→ WHAT YOU WILL DO: Leave out the pictures and reproduce all of the data exactly.

Records from a collection:

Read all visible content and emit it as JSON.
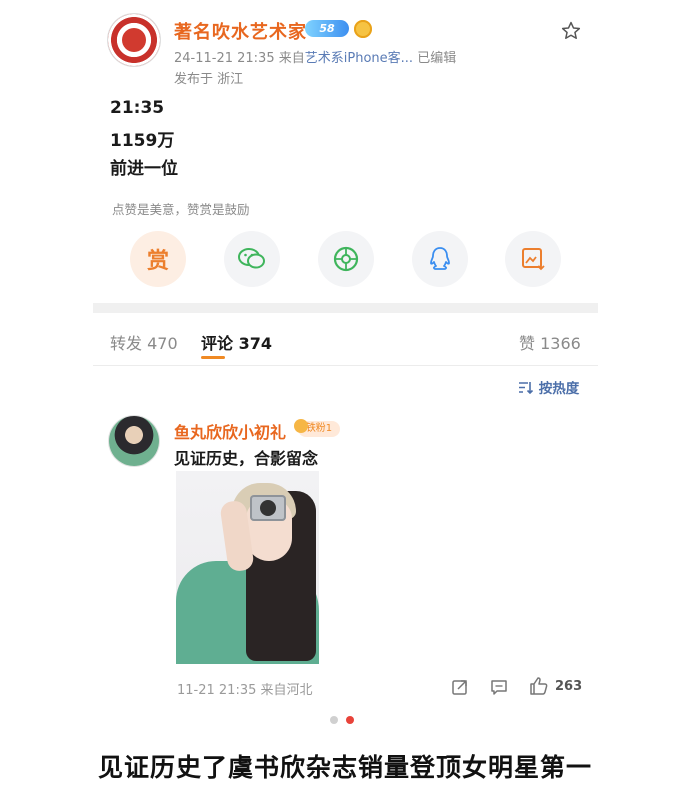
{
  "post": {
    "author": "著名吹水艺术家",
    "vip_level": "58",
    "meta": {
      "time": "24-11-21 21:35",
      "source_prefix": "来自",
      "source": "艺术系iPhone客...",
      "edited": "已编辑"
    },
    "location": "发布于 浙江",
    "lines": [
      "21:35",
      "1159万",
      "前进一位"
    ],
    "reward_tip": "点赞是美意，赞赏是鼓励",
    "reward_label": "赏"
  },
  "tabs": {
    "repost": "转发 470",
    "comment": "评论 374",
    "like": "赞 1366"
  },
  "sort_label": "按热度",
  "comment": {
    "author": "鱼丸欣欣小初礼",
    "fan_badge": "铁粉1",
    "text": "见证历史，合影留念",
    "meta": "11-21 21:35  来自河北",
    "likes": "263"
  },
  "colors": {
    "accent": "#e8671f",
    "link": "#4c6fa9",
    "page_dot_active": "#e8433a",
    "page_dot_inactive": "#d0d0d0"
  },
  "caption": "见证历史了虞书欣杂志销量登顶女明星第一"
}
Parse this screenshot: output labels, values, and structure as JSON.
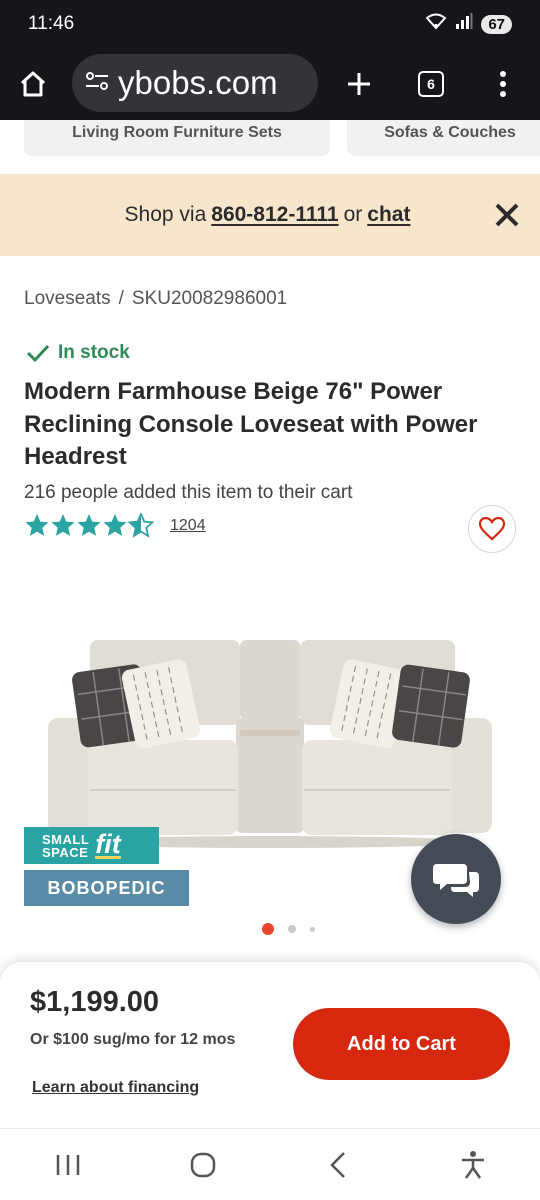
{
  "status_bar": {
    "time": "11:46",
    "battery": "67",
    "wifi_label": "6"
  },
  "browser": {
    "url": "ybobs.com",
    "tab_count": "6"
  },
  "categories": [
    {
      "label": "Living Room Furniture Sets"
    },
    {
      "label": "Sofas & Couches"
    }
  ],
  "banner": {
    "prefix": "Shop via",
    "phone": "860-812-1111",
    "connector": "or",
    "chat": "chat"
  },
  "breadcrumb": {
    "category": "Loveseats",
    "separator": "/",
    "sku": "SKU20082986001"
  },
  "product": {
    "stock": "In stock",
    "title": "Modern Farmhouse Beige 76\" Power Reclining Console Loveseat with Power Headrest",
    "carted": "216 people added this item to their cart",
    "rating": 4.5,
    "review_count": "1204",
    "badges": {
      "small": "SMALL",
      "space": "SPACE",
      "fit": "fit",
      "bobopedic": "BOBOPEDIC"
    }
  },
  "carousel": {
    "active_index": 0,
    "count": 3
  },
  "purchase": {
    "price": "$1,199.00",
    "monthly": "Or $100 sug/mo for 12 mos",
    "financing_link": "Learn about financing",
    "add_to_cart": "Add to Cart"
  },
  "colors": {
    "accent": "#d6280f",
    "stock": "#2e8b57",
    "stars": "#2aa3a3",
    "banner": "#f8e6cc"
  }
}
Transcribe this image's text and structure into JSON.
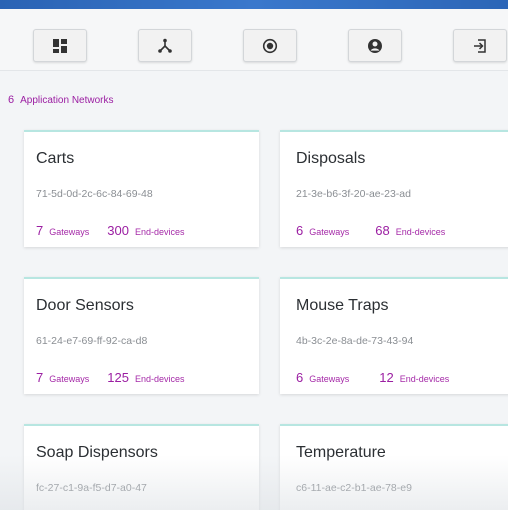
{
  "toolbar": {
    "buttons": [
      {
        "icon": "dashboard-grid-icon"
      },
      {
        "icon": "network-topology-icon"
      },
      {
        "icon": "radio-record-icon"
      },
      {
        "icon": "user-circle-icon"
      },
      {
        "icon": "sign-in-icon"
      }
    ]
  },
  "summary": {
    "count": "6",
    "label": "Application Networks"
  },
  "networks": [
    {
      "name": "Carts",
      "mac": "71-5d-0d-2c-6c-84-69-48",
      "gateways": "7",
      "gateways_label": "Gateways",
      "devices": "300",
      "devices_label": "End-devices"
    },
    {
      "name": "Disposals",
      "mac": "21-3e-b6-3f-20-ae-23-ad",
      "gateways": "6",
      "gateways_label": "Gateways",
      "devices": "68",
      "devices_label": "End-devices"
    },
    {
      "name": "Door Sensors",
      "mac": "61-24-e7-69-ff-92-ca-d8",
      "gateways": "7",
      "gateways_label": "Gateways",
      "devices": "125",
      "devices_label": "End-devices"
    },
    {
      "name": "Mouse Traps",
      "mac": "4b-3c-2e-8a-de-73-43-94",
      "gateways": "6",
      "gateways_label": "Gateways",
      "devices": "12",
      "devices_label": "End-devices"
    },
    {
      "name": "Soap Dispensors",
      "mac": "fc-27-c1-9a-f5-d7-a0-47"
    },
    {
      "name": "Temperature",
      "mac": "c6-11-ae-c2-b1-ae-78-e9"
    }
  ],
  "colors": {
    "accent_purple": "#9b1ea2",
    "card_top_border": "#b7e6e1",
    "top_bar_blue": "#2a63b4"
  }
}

→ FINISHED TASK:
Read all visible content and emit it as JSON.
{
  "post": {
    "author": "著名吹水艺术家",
    "vip_level": "58",
    "meta": {
      "time": "24-11-21 21:35",
      "source_prefix": "来自",
      "source": "艺术系iPhone客...",
      "edited": "已编辑"
    },
    "location": "发布于 浙江",
    "lines": [
      "21:35",
      "1159万",
      "前进一位"
    ],
    "reward_tip": "点赞是美意，赞赏是鼓励",
    "reward_label": "赏"
  },
  "tabs": {
    "repost": "转发 470",
    "comment": "评论 374",
    "like": "赞 1366"
  },
  "sort_label": "按热度",
  "comment": {
    "author": "鱼丸欣欣小初礼",
    "fan_badge": "铁粉1",
    "text": "见证历史，合影留念",
    "meta": "11-21 21:35  来自河北",
    "likes": "263"
  },
  "colors": {
    "accent": "#e8671f",
    "link": "#4c6fa9",
    "page_dot_active": "#e8433a",
    "page_dot_inactive": "#d0d0d0"
  },
  "caption": "见证历史了虞书欣杂志销量登顶女明星第一"
}
Parse this screenshot: output labels, values, and structure as JSON.
{
  "status_bar": {
    "time": "11:46",
    "battery": "67",
    "wifi_label": "6"
  },
  "browser": {
    "url": "ybobs.com",
    "tab_count": "6"
  },
  "categories": [
    {
      "label": "Living Room Furniture Sets"
    },
    {
      "label": "Sofas & Couches"
    }
  ],
  "banner": {
    "prefix": "Shop via",
    "phone": "860-812-1111",
    "connector": "or",
    "chat": "chat"
  },
  "breadcrumb": {
    "category": "Loveseats",
    "separator": "/",
    "sku": "SKU20082986001"
  },
  "product": {
    "stock": "In stock",
    "title": "Modern Farmhouse Beige 76\" Power Reclining Console Loveseat with Power Headrest",
    "carted": "216 people added this item to their cart",
    "rating": 4.5,
    "review_count": "1204",
    "badges": {
      "small": "SMALL",
      "space": "SPACE",
      "fit": "fit",
      "bobopedic": "BOBOPEDIC"
    }
  },
  "carousel": {
    "active_index": 0,
    "count": 3
  },
  "purchase": {
    "price": "$1,199.00",
    "monthly": "Or $100 sug/mo for 12 mos",
    "financing_link": "Learn about financing",
    "add_to_cart": "Add to Cart"
  },
  "colors": {
    "accent": "#d6280f",
    "stock": "#2e8b57",
    "stars": "#2aa3a3",
    "banner": "#f8e6cc"
  }
}
Transcribe this image's text and structure into JSON.
{
  "toolbar": {
    "buttons": [
      {
        "icon": "dashboard-grid-icon"
      },
      {
        "icon": "network-topology-icon"
      },
      {
        "icon": "radio-record-icon"
      },
      {
        "icon": "user-circle-icon"
      },
      {
        "icon": "sign-in-icon"
      }
    ]
  },
  "summary": {
    "count": "6",
    "label": "Application Networks"
  },
  "networks": [
    {
      "name": "Carts",
      "mac": "71-5d-0d-2c-6c-84-69-48",
      "gateways": "7",
      "gateways_label": "Gateways",
      "devices": "300",
      "devices_label": "End-devices"
    },
    {
      "name": "Disposals",
      "mac": "21-3e-b6-3f-20-ae-23-ad",
      "gateways": "6",
      "gateways_label": "Gateways",
      "devices": "68",
      "devices_label": "End-devices"
    },
    {
      "name": "Door Sensors",
      "mac": "61-24-e7-69-ff-92-ca-d8",
      "gateways": "7",
      "gateways_label": "Gateways",
      "devices": "125",
      "devices_label": "End-devices"
    },
    {
      "name": "Mouse Traps",
      "mac": "4b-3c-2e-8a-de-73-43-94",
      "gateways": "6",
      "gateways_label": "Gateways",
      "devices": "12",
      "devices_label": "End-devices"
    },
    {
      "name": "Soap Dispensors",
      "mac": "fc-27-c1-9a-f5-d7-a0-47"
    },
    {
      "name": "Temperature",
      "mac": "c6-11-ae-c2-b1-ae-78-e9"
    }
  ],
  "colors": {
    "accent_purple": "#9b1ea2",
    "card_top_border": "#b7e6e1",
    "top_bar_blue": "#2a63b4"
  }
}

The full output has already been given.